= What to work on =
Write out each record again exactly as it stands.

** start Record list **

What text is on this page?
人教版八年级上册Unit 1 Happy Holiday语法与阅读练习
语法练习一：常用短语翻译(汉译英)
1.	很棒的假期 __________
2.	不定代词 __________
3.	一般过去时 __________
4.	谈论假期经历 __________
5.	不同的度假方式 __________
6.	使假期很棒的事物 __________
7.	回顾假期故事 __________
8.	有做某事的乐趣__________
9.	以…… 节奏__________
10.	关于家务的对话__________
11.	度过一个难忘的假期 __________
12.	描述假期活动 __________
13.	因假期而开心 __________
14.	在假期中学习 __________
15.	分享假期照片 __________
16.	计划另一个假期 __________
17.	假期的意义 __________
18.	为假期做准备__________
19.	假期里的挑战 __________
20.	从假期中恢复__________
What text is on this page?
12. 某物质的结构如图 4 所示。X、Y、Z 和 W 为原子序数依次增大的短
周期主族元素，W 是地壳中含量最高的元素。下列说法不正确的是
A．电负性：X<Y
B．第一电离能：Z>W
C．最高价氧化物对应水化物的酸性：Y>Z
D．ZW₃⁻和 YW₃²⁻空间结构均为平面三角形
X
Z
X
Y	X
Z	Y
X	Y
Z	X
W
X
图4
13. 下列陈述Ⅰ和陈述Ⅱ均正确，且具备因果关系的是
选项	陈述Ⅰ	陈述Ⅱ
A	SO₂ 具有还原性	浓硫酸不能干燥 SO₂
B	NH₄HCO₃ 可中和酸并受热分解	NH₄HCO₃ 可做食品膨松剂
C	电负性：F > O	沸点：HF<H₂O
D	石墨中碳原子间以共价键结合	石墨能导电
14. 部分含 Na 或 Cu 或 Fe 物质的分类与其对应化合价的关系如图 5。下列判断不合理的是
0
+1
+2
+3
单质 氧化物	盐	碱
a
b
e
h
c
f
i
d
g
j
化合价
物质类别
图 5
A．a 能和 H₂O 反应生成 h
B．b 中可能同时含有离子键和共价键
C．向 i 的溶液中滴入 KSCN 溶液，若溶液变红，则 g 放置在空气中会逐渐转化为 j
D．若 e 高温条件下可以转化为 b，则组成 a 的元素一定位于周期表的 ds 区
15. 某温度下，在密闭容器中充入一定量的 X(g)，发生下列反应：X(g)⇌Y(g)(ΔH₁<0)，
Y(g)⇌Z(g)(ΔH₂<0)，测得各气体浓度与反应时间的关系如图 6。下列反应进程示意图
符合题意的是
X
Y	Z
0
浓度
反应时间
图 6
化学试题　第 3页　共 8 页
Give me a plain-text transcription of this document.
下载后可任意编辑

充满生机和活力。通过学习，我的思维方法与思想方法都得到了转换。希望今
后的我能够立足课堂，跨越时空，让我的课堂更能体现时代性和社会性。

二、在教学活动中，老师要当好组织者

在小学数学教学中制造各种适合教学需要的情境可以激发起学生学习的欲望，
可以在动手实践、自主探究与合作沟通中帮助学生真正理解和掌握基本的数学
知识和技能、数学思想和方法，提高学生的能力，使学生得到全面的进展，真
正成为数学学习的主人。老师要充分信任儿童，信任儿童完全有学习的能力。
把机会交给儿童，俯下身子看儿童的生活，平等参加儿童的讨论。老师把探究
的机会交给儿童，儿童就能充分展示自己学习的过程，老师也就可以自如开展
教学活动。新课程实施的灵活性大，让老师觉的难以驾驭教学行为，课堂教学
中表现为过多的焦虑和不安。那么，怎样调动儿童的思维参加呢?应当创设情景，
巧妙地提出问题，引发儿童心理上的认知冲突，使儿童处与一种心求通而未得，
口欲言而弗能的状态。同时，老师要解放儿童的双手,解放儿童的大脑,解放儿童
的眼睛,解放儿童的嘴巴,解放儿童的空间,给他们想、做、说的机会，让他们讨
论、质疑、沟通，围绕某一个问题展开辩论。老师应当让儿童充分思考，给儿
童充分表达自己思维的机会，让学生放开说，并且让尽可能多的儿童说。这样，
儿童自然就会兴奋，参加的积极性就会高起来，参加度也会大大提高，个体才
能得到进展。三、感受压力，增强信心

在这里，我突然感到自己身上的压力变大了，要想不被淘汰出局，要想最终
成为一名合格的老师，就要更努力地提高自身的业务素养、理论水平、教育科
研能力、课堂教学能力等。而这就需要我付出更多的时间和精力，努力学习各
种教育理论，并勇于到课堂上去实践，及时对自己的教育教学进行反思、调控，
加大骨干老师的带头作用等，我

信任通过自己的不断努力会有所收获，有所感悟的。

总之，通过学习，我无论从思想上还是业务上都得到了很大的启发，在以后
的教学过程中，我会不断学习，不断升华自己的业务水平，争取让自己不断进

** end Record list **

= Task output =
What text is on this page?
人教版八年级上册Unit 1 Happy Holiday语法与阅读练习
语法练习一：常用短语翻译(汉译英)
1.	很棒的假期 __________
2.	不定代词 __________
3.	一般过去时 __________
4.	谈论假期经历 __________
5.	不同的度假方式 __________
6.	使假期很棒的事物 __________
7.	回顾假期故事 __________
8.	有做某事的乐趣__________
9.	以…… 节奏__________
10.	关于家务的对话__________
11.	度过一个难忘的假期 __________
12.	描述假期活动 __________
13.	因假期而开心 __________
14.	在假期中学习 __________
15.	分享假期照片 __________
16.	计划另一个假期 __________
17.	假期的意义 __________
18.	为假期做准备__________
19.	假期里的挑战 __________
20.	从假期中恢复__________
What text is on this page?
12. 某物质的结构如图 4 所示。X、Y、Z 和 W 为原子序数依次增大的短
周期主族元素，W 是地壳中含量最高的元素。下列说法不正确的是
A．电负性：X<Y
B．第一电离能：Z>W
C．最高价氧化物对应水化物的酸性：Y>Z
D．ZW₃⁻和 YW₃²⁻空间结构均为平面三角形
X
Z
X
Y	X
Z	Y
X	Y
Z	X
W
X
图4
13. 下列陈述Ⅰ和陈述Ⅱ均正确，且具备因果关系的是
选项	陈述Ⅰ	陈述Ⅱ
A	SO₂ 具有还原性	浓硫酸不能干燥 SO₂
B	NH₄HCO₃ 可中和酸并受热分解	NH₄HCO₃ 可做食品膨松剂
C	电负性：F > O	沸点：HF<H₂O
D	石墨中碳原子间以共价键结合	石墨能导电
14. 部分含 Na 或 Cu 或 Fe 物质的分类与其对应化合价的关系如图 5。下列判断不合理的是
0
+1
+2
+3
单质 氧化物	盐	碱
a
b
e
h
c
f
i
d
g
j
化合价
物质类别
图 5
A．a 能和 H₂O 反应生成 h
B．b 中可能同时含有离子键和共价键
C．向 i 的溶液中滴入 KSCN 溶液，若溶液变红，则 g 放置在空气中会逐渐转化为 j
D．若 e 高温条件下可以转化为 b，则组成 a 的元素一定位于周期表的 ds 区
15. 某温度下，在密闭容器中充入一定量的 X(g)，发生下列反应：X(g)⇌Y(g)(ΔH₁<0)，
Y(g)⇌Z(g)(ΔH₂<0)，测得各气体浓度与反应时间的关系如图 6。下列反应进程示意图
符合题意的是
X
Y	Z
0
浓度
反应时间
图 6
化学试题　第 3页　共 8 页
Give me a plain-text transcription of this document.
下载后可任意编辑

充满生机和活力。通过学习，我的思维方法与思想方法都得到了转换。希望今
后的我能够立足课堂，跨越时空，让我的课堂更能体现时代性和社会性。

二、在教学活动中，老师要当好组织者

在小学数学教学中制造各种适合教学需要的情境可以激发起学生学习的欲望，
可以在动手实践、自主探究与合作沟通中帮助学生真正理解和掌握基本的数学
知识和技能、数学思想和方法，提高学生的能力，使学生得到全面的进展，真
正成为数学学习的主人。老师要充分信任儿童，信任儿童完全有学习的能力。
把机会交给儿童，俯下身子看儿童的生活，平等参加儿童的讨论。老师把探究
的机会交给儿童，儿童就能充分展示自己学习的过程，老师也就可以自如开展
教学活动。新课程实施的灵活性大，让老师觉的难以驾驭教学行为，课堂教学
中表现为过多的焦虑和不安。那么，怎样调动儿童的思维参加呢?应当创设情景，
巧妙地提出问题，引发儿童心理上的认知冲突，使儿童处与一种心求通而未得，
口欲言而弗能的状态。同时，老师要解放儿童的双手,解放儿童的大脑,解放儿童
的眼睛,解放儿童的嘴巴,解放儿童的空间,给他们想、做、说的机会，让他们讨
论、质疑、沟通，围绕某一个问题展开辩论。老师应当让儿童充分思考，给儿
童充分表达自己思维的机会，让学生放开说，并且让尽可能多的儿童说。这样，
儿童自然就会兴奋，参加的积极性就会高起来，参加度也会大大提高，个体才
能得到进展。三、感受压力，增强信心

在这里，我突然感到自己身上的压力变大了，要想不被淘汰出局，要想最终
成为一名合格的老师，就要更努力地提高自身的业务素养、理论水平、教育科
研能力、课堂教学能力等。而这就需要我付出更多的时间和精力，努力学习各
种教育理论，并勇于到课堂上去实践，及时对自己的教育教学进行反思、调控，
加大骨干老师的带头作用等，我

信任通过自己的不断努力会有所收获，有所感悟的。

总之，通过学习，我无论从思想上还是业务上都得到了很大的启发，在以后
的教学过程中，我会不断学习，不断升华自己的业务水平，争取让自己不断进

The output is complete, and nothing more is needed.